> [Record excerpts]:
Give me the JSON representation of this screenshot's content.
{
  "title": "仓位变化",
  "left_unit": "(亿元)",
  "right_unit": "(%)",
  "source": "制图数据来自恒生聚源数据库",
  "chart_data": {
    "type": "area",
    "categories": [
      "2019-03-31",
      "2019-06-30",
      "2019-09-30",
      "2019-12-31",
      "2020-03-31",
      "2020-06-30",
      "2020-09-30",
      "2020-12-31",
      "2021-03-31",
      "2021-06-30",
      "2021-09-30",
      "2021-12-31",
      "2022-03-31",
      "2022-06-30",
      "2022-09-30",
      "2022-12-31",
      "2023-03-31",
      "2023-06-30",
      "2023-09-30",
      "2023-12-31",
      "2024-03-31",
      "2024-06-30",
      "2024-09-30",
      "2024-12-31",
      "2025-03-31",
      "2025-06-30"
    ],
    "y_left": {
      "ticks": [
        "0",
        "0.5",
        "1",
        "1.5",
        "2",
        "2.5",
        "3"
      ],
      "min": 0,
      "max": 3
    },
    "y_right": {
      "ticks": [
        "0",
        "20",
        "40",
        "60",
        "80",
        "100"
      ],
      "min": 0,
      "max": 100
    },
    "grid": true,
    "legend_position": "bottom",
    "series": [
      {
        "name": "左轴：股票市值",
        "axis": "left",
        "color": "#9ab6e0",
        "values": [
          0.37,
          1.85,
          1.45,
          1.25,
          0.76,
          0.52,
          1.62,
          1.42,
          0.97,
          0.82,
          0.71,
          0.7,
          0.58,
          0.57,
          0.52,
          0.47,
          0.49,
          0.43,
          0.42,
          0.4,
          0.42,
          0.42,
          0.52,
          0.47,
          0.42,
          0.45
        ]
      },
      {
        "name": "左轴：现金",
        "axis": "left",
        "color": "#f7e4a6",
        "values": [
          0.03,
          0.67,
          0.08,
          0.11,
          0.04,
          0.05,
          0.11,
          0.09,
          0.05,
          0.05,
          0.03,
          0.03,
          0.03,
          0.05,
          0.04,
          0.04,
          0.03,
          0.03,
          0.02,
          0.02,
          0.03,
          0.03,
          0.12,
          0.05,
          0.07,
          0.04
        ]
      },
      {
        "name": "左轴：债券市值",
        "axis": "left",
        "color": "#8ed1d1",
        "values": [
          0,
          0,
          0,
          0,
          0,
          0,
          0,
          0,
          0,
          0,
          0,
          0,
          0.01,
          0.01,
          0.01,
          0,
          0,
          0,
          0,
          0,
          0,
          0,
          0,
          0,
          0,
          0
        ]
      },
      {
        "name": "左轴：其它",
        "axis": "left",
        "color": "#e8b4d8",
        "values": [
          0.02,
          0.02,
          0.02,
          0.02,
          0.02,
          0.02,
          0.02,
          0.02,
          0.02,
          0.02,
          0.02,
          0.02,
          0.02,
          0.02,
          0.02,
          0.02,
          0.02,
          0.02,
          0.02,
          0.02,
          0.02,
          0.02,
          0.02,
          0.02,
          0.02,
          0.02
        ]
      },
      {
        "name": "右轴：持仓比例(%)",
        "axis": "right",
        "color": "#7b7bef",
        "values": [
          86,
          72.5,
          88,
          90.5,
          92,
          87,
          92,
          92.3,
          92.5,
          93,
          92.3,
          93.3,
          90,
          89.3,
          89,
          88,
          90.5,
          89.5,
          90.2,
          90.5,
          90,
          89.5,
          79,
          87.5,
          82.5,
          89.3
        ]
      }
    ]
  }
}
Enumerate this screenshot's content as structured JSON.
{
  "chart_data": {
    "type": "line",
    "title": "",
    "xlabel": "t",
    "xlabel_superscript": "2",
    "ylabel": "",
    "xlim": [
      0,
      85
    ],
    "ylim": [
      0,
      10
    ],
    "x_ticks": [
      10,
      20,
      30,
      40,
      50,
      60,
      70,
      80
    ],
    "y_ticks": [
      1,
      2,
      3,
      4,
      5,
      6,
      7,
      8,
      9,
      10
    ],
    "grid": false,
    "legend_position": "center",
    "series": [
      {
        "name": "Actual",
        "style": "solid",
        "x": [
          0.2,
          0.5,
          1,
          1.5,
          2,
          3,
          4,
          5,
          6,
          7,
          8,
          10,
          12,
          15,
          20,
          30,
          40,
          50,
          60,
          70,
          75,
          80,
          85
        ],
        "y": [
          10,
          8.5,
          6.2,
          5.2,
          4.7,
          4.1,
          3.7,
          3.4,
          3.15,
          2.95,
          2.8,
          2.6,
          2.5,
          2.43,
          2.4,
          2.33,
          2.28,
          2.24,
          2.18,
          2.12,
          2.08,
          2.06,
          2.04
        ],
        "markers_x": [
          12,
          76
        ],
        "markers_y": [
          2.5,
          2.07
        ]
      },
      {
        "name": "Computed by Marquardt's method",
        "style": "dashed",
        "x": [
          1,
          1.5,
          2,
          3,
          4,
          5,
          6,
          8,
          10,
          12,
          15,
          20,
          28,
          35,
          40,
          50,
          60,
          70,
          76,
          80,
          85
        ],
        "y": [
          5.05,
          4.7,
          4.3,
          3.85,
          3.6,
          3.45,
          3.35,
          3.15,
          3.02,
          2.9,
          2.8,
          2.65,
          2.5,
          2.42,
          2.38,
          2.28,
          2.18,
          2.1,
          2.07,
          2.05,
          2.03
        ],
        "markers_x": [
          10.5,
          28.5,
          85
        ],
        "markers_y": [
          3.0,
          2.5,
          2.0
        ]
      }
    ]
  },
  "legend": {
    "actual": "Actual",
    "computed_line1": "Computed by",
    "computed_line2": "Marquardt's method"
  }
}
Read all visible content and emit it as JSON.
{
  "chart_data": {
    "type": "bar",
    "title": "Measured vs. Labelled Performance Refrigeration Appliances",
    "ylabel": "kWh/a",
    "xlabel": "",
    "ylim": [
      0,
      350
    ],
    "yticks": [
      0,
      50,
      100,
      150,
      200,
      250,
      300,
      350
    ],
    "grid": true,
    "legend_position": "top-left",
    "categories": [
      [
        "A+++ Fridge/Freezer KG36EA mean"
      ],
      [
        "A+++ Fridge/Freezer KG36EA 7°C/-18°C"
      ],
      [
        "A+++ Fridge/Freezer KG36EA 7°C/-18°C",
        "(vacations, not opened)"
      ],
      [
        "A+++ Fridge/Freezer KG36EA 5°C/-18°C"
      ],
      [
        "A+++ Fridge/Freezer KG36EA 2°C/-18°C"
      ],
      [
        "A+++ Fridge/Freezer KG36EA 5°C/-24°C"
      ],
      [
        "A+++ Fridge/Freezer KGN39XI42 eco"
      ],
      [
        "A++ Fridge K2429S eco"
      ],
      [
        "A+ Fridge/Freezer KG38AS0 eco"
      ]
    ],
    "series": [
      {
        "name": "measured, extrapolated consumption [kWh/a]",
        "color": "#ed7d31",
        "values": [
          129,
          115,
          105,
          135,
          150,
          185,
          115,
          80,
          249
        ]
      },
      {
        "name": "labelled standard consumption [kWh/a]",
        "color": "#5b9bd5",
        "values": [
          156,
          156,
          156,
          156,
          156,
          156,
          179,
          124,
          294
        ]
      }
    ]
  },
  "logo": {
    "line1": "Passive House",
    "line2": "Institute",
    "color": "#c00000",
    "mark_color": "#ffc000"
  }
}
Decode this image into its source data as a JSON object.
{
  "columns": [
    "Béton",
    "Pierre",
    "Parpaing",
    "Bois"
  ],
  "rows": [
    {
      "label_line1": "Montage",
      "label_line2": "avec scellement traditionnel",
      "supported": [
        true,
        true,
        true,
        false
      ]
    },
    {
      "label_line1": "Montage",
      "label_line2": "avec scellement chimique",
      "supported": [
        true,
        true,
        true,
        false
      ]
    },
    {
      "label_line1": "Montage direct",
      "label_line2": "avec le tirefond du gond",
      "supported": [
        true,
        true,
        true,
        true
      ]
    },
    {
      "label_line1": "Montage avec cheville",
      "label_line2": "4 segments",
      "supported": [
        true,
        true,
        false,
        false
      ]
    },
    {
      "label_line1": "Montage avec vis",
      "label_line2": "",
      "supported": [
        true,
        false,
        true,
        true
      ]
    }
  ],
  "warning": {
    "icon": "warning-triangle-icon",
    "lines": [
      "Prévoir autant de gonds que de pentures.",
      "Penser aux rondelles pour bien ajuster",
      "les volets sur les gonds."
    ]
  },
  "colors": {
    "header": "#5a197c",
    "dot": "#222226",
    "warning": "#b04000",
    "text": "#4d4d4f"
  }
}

> [Goal of the exercise]:
Find the line containing "Decode this image", then output it and every line after it to the end of the data, exactly.

> [Written answer]:
Decode this image into its source data as a JSON object.
{
  "columns": [
    "Béton",
    "Pierre",
    "Parpaing",
    "Bois"
  ],
  "rows": [
    {
      "label_line1": "Montage",
      "label_line2": "avec scellement traditionnel",
      "supported": [
        true,
        true,
        true,
        false
      ]
    },
    {
      "label_line1": "Montage",
      "label_line2": "avec scellement chimique",
      "supported": [
        true,
        true,
        true,
        false
      ]
    },
    {
      "label_line1": "Montage direct",
      "label_line2": "avec le tirefond du gond",
      "supported": [
        true,
        true,
        true,
        true
      ]
    },
    {
      "label_line1": "Montage avec cheville",
      "label_line2": "4 segments",
      "supported": [
        true,
        true,
        false,
        false
      ]
    },
    {
      "label_line1": "Montage avec vis",
      "label_line2": "",
      "supported": [
        true,
        false,
        true,
        true
      ]
    }
  ],
  "warning": {
    "icon": "warning-triangle-icon",
    "lines": [
      "Prévoir autant de gonds que de pentures.",
      "Penser aux rondelles pour bien ajuster",
      "les volets sur les gonds."
    ]
  },
  "colors": {
    "header": "#5a197c",
    "dot": "#222226",
    "warning": "#b04000",
    "text": "#4d4d4f"
  }
}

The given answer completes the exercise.